▶

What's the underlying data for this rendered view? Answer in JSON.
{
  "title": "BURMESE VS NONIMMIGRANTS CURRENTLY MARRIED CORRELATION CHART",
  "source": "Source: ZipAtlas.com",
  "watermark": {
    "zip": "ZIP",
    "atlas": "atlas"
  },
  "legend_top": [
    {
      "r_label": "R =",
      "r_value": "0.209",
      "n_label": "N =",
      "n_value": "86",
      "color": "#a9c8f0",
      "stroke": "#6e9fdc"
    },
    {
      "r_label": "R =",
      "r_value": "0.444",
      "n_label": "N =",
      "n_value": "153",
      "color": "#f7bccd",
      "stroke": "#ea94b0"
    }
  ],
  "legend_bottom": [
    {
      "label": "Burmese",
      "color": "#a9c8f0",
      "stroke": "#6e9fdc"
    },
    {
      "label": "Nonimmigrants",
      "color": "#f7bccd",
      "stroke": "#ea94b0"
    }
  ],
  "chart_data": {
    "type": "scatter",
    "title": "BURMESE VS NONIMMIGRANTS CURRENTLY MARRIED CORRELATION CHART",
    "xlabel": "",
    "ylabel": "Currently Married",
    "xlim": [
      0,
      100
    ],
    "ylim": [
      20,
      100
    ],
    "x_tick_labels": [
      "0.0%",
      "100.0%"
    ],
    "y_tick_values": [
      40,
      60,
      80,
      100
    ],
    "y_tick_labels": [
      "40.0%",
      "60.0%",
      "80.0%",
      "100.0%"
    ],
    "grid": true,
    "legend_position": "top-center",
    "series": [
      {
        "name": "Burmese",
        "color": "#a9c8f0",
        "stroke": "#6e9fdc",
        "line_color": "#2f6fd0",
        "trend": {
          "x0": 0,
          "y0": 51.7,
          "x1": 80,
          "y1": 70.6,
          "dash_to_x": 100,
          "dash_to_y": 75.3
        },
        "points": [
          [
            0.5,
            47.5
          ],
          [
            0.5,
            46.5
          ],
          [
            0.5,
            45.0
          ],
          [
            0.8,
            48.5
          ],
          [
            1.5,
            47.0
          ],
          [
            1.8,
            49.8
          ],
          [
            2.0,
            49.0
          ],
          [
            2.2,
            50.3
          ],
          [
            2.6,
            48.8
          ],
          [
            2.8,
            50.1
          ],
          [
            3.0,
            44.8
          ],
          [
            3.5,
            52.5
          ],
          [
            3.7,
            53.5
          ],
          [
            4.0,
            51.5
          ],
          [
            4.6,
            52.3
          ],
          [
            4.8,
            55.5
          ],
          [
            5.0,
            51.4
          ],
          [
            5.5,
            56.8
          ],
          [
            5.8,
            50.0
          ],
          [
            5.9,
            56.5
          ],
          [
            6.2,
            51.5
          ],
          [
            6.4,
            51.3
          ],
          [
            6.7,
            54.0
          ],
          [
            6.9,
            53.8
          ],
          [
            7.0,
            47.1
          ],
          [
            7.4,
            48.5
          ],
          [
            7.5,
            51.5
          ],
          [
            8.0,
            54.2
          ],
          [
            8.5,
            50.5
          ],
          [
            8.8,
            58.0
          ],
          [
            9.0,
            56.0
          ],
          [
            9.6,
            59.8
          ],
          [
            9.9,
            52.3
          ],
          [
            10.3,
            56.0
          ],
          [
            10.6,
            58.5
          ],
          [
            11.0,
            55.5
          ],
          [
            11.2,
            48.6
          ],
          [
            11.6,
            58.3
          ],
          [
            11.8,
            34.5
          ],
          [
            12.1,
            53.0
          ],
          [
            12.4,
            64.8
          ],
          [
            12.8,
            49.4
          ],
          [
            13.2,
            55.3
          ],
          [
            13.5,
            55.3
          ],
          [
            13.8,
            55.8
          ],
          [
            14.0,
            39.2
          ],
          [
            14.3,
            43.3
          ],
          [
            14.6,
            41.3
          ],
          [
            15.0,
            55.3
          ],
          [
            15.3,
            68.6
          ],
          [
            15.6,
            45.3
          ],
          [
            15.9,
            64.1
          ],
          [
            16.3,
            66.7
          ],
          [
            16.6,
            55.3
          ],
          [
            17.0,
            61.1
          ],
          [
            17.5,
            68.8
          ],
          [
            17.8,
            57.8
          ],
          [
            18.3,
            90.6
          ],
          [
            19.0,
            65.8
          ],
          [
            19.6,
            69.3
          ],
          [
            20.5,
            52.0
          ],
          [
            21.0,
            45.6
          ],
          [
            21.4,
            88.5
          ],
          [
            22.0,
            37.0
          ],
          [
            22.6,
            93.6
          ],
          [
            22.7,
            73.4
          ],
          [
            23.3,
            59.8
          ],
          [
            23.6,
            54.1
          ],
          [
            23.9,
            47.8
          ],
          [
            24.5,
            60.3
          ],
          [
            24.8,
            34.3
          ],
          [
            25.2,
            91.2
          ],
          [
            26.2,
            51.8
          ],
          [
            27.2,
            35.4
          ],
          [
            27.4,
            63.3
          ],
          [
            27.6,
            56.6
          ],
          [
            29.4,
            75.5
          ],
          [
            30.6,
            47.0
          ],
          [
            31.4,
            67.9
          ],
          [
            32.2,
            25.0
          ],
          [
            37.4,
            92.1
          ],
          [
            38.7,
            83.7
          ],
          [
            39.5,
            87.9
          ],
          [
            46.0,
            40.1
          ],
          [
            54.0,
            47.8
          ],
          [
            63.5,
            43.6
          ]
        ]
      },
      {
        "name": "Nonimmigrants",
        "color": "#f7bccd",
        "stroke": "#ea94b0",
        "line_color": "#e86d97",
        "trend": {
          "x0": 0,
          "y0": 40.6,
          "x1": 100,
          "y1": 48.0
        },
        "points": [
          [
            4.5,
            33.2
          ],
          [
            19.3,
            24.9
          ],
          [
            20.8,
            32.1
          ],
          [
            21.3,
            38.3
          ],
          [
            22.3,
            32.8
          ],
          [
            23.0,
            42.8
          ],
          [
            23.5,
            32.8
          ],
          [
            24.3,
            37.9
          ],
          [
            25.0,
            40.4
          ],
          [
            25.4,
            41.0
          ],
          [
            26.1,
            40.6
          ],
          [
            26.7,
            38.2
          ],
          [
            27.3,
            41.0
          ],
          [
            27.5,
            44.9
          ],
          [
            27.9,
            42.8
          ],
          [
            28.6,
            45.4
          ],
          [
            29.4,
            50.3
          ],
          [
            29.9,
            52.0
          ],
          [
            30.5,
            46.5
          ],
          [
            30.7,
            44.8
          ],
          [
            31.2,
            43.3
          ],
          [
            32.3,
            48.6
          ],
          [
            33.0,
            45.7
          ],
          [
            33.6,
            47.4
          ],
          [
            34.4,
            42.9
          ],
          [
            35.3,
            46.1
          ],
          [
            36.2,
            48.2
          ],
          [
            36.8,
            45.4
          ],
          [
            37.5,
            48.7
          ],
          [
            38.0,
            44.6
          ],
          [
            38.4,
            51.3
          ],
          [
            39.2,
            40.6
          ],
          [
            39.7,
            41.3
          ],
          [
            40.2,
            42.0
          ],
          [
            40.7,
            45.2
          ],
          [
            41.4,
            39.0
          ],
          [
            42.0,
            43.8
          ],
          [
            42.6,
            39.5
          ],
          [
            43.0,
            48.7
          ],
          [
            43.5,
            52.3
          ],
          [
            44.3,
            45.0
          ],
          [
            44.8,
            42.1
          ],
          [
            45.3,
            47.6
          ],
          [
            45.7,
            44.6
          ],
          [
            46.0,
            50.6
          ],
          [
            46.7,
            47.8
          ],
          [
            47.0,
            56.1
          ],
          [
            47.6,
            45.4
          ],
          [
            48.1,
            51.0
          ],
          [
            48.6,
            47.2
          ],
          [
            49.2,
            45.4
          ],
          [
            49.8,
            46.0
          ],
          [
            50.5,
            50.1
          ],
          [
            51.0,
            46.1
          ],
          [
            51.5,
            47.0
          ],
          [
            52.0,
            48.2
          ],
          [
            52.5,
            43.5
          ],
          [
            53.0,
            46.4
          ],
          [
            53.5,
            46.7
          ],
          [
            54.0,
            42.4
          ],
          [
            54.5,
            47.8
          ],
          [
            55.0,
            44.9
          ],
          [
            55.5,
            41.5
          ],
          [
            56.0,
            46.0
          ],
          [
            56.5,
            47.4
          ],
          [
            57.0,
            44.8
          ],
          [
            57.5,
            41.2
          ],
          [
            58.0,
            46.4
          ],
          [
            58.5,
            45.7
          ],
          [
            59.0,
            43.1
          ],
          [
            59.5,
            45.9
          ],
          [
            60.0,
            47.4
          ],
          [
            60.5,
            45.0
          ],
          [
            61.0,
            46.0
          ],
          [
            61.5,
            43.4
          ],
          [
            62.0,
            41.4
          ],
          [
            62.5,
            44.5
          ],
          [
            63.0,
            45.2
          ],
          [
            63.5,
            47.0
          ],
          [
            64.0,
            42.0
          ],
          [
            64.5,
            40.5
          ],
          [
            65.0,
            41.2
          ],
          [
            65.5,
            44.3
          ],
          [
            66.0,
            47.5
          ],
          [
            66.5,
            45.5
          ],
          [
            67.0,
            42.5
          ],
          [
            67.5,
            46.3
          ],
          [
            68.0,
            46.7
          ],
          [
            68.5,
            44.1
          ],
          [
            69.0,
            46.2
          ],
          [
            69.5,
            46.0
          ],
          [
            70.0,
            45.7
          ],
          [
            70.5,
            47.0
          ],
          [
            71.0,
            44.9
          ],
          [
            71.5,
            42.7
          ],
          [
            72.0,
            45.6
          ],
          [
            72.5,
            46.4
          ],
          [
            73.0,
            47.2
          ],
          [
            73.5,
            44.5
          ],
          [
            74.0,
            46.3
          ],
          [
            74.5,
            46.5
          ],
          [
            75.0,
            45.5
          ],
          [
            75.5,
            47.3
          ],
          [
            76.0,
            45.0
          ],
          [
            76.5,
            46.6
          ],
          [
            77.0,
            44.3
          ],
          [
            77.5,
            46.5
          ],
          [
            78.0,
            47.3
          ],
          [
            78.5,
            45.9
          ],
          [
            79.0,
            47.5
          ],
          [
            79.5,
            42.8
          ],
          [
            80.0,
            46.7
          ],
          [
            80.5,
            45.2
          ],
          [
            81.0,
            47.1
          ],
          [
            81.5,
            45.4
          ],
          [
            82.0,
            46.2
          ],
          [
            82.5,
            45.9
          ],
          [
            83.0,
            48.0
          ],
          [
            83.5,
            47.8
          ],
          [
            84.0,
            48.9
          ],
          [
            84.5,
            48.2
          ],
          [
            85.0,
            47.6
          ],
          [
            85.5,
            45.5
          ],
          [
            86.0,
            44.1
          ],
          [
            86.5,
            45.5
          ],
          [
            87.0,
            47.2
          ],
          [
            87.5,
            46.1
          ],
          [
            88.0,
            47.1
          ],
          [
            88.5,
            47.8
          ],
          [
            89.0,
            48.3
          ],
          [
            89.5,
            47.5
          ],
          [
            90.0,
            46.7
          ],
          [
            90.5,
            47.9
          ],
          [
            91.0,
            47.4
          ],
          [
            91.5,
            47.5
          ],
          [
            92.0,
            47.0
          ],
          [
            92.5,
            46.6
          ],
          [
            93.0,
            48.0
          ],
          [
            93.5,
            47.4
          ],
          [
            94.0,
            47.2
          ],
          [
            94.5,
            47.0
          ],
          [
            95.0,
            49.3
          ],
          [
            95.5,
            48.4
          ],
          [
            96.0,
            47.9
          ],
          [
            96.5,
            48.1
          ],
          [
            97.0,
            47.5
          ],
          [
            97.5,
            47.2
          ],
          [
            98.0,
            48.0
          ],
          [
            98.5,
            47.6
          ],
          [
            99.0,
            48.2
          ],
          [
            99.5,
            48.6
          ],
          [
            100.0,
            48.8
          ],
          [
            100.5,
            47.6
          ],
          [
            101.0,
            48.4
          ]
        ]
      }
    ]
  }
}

◀

DIRECTIVE>
In the material above, find the lines that contain "CORRELATION" and show them.

PROBLEM SOLUTION>
  "title": "BURMESE VS NONIMMIGRANTS CURRENTLY MARRIED CORRELATION CHART",
    "title": "BURMESE VS NONIMMIGRANTS CURRENTLY MARRIED CORRELATION CHART",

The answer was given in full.